Data entries:
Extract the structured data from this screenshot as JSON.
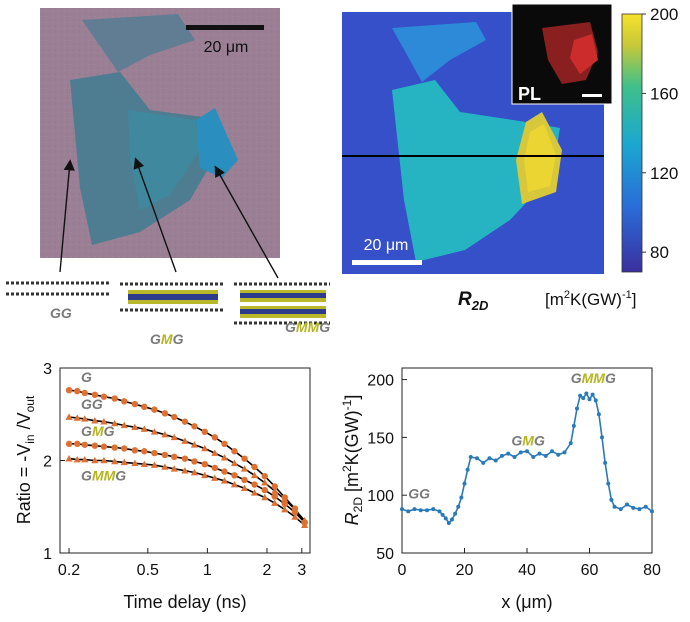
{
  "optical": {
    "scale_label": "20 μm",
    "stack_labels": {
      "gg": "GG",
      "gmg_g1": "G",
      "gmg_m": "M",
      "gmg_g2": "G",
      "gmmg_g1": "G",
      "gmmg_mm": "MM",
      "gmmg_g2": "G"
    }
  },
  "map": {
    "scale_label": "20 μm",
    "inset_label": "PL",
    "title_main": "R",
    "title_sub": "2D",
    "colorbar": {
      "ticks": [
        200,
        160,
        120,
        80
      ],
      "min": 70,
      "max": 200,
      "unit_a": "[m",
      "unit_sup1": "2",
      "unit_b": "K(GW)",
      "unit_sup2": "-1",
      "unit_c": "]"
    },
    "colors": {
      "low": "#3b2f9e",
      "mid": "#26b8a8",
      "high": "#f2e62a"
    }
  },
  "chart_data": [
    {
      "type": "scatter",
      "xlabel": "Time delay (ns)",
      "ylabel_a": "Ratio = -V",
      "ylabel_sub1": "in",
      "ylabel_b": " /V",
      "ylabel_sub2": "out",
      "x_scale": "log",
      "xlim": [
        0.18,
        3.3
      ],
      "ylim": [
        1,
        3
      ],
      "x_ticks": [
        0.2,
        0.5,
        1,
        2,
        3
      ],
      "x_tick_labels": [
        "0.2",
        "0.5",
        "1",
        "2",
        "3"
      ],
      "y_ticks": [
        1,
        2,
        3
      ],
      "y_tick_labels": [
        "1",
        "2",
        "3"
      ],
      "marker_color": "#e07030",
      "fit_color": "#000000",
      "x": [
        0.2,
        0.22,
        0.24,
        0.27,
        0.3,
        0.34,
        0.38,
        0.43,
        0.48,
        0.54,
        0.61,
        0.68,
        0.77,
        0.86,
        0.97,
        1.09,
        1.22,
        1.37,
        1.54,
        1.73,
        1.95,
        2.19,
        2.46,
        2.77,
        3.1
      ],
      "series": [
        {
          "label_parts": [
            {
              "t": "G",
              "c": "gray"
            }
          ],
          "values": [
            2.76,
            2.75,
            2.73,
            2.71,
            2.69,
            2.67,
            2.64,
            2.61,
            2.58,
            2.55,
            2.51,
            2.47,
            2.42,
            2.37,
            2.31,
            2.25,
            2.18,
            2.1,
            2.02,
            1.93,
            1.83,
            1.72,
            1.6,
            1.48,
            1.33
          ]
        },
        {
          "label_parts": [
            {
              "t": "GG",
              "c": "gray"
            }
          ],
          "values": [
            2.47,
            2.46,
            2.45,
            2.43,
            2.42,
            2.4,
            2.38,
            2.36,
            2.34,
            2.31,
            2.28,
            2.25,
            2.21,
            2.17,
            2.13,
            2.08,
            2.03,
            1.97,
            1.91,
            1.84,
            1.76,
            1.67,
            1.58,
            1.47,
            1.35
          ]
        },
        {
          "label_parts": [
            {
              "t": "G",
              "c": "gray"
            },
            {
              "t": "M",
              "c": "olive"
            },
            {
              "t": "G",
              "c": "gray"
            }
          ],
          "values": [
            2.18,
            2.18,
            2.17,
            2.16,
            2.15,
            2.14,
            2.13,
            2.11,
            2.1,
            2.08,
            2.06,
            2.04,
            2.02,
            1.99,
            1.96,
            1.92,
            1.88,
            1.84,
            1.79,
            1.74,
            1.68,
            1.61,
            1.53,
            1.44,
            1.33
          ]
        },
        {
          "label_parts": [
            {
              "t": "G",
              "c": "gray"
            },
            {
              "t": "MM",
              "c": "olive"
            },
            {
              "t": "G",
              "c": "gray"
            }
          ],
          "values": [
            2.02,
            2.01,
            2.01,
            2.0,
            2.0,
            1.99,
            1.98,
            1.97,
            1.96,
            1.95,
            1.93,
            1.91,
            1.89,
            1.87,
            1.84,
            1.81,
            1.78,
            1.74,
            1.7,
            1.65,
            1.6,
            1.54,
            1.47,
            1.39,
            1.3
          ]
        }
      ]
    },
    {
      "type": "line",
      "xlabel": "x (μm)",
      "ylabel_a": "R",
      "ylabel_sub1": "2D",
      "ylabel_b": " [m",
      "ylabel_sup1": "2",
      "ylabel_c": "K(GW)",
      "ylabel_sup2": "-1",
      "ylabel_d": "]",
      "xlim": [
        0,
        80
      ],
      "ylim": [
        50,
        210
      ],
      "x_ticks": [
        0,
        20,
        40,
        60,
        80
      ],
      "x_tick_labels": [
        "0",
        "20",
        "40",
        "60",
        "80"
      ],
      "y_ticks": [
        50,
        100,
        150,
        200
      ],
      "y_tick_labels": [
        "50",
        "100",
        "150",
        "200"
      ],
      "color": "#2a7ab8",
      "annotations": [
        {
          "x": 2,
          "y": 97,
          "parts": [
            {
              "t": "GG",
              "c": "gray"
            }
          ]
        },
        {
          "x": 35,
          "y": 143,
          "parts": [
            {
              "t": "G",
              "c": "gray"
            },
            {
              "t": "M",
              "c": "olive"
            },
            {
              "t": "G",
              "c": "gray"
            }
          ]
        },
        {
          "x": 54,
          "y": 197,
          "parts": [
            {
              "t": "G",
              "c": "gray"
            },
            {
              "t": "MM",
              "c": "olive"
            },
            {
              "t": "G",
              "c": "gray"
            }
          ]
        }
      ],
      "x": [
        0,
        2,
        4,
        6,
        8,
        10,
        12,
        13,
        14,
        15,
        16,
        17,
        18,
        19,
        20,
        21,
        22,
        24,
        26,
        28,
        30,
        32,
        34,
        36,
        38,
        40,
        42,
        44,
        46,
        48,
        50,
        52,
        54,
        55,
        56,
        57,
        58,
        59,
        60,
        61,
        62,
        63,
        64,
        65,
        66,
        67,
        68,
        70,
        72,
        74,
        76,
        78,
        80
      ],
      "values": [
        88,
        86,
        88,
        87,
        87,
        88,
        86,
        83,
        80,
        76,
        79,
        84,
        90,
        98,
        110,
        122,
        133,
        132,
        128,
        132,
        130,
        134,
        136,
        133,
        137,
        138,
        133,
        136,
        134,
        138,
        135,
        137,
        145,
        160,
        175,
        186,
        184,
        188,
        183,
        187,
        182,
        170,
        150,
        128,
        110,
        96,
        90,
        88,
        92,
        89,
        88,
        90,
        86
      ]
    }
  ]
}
==
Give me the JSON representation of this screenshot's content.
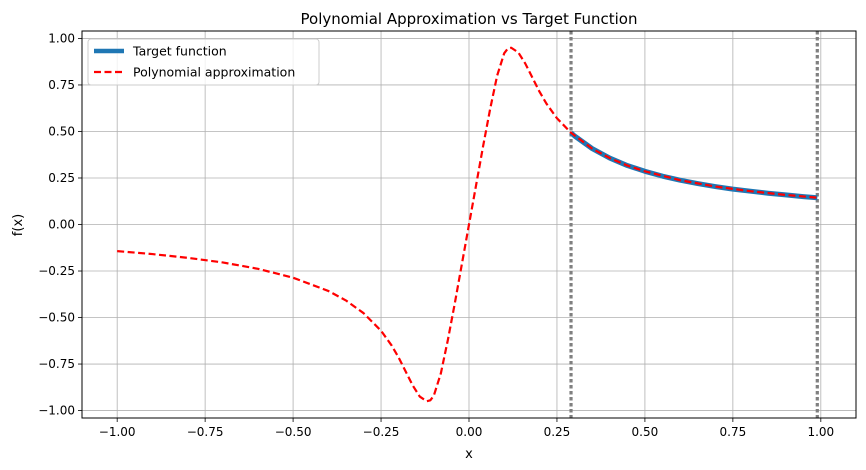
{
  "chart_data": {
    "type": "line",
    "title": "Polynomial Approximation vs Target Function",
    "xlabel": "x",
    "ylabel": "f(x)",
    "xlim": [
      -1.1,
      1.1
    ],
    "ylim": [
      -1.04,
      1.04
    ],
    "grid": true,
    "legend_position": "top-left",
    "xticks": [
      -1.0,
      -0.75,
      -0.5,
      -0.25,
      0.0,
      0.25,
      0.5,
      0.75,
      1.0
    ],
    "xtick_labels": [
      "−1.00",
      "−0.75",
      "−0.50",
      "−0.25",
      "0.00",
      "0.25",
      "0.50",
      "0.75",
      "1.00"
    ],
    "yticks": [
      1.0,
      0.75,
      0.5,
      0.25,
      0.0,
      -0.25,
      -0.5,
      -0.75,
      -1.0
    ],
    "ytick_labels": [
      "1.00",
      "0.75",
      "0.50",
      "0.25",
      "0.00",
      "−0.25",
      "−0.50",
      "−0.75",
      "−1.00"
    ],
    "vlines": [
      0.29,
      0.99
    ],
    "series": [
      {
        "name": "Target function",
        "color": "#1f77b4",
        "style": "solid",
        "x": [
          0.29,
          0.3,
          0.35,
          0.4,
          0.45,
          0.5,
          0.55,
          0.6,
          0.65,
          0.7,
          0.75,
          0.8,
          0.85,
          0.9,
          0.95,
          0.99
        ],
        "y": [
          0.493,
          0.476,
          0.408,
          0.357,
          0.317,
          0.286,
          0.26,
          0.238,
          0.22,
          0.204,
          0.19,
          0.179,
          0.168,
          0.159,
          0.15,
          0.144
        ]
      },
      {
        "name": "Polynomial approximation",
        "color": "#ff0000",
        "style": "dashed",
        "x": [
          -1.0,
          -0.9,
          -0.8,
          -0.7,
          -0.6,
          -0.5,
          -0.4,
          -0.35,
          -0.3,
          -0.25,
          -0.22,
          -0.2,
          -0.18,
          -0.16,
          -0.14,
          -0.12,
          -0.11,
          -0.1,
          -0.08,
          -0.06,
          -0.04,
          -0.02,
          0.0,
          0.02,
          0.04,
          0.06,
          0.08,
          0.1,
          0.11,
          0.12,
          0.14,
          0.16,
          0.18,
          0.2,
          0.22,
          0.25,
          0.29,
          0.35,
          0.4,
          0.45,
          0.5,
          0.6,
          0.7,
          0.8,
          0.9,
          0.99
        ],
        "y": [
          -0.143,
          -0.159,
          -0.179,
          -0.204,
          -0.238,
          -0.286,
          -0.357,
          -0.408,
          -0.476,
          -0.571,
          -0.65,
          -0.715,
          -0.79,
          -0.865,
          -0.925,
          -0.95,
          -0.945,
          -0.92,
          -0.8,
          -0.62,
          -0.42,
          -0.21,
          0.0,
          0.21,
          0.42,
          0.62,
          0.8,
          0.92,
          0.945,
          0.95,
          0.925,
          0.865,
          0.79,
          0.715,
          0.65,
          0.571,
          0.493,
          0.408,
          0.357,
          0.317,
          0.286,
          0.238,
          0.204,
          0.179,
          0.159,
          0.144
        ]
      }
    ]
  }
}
--
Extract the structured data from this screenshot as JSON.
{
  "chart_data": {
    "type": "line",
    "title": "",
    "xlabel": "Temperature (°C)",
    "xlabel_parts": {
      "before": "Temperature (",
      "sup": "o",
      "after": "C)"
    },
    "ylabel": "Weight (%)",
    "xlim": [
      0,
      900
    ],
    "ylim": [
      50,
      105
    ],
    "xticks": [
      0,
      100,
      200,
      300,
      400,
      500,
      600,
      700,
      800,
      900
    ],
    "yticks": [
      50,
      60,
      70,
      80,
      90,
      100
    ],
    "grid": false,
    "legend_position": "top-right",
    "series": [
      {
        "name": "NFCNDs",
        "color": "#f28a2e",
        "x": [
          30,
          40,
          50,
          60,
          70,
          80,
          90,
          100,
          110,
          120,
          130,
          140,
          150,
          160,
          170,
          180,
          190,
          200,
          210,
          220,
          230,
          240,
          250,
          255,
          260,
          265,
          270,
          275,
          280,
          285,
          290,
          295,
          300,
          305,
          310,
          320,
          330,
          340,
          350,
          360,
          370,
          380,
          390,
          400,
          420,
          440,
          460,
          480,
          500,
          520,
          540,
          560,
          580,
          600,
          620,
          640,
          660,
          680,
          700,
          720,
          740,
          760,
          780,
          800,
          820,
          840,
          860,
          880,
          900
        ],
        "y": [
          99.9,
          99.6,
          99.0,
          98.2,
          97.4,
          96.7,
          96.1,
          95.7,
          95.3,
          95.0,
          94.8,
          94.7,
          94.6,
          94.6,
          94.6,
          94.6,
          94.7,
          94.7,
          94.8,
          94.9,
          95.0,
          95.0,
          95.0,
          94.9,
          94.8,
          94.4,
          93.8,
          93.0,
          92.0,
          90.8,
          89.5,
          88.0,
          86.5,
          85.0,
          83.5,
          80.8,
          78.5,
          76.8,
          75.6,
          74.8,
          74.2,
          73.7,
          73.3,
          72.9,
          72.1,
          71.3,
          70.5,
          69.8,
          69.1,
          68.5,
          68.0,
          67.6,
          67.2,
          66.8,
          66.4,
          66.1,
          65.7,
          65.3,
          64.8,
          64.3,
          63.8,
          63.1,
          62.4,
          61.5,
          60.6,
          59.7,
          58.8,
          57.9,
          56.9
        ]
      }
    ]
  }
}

== INSTRUCTIONS FOR THE TASK ==
Which lines in the data above contain "Temperature"? Show each one.

== PROBLEM SOLUTION ==
    "xlabel": "Temperature (°C)",
      "before": "Temperature (",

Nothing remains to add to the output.